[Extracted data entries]
○ ○ ○ ○
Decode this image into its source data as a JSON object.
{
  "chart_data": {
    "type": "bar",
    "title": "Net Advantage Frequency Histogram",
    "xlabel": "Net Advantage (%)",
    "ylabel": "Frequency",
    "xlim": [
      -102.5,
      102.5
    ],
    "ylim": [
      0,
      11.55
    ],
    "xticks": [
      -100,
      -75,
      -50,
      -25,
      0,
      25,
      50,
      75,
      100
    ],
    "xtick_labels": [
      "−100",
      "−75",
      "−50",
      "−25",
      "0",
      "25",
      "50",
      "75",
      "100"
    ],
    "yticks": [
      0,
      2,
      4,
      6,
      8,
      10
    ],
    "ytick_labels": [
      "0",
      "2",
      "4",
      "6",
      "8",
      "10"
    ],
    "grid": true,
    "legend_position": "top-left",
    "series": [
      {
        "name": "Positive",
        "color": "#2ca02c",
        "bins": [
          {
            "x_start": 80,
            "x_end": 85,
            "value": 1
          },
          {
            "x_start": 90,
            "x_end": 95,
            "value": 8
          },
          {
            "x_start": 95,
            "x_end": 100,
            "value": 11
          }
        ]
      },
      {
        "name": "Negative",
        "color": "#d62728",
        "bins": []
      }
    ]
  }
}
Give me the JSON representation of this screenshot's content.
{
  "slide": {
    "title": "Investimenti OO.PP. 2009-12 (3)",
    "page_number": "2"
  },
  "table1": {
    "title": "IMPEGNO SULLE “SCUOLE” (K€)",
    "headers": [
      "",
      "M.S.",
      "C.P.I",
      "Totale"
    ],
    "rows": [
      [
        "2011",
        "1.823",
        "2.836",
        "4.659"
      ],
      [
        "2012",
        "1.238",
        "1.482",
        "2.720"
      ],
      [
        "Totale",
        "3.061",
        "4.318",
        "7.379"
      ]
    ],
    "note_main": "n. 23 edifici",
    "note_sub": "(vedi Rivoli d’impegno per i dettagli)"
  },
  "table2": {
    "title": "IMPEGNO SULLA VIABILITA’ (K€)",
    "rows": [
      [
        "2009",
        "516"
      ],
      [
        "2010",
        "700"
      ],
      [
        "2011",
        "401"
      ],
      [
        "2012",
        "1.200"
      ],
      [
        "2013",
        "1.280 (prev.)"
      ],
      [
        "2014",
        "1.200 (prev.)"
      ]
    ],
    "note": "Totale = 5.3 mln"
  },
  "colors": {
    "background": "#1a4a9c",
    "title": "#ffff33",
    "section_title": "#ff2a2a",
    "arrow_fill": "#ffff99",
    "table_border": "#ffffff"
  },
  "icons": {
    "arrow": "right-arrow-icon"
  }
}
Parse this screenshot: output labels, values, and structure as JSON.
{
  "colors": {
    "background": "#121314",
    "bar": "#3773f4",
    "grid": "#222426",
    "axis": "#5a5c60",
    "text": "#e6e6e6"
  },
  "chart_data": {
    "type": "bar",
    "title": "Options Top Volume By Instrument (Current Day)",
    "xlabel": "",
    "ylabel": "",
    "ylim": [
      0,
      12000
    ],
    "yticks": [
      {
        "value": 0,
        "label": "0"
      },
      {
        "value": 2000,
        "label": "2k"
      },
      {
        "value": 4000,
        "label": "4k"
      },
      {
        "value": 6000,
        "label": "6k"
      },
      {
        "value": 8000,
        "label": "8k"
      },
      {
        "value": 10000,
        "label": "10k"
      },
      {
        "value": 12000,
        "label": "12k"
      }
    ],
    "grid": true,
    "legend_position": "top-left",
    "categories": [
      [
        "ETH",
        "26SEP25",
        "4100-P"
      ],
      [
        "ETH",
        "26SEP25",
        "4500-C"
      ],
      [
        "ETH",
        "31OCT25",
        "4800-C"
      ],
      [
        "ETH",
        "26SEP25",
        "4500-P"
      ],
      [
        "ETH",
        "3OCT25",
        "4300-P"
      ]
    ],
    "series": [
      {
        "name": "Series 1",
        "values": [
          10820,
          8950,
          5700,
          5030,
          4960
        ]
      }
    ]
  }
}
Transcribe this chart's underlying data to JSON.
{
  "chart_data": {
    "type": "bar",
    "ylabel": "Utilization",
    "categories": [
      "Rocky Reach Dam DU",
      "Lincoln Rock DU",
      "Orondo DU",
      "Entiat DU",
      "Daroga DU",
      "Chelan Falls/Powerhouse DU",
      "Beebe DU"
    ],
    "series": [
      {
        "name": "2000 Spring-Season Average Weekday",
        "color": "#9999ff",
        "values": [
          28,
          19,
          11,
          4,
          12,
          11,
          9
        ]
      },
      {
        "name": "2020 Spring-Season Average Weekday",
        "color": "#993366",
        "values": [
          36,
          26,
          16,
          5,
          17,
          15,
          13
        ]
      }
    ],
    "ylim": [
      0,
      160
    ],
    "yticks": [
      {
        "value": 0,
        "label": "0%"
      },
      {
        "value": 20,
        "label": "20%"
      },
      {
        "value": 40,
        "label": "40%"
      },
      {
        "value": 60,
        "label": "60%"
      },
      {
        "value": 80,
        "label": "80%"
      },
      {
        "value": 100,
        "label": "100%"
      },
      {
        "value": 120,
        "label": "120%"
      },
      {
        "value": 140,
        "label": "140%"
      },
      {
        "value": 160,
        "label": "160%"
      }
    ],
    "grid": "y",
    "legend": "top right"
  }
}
○ ○ ○ ○
Go through the entries above and pull out each line with "right" in it.

» **WRITTEN ANSWER**
    "arrow": "right-arrow-icon"
    "legend": "top right"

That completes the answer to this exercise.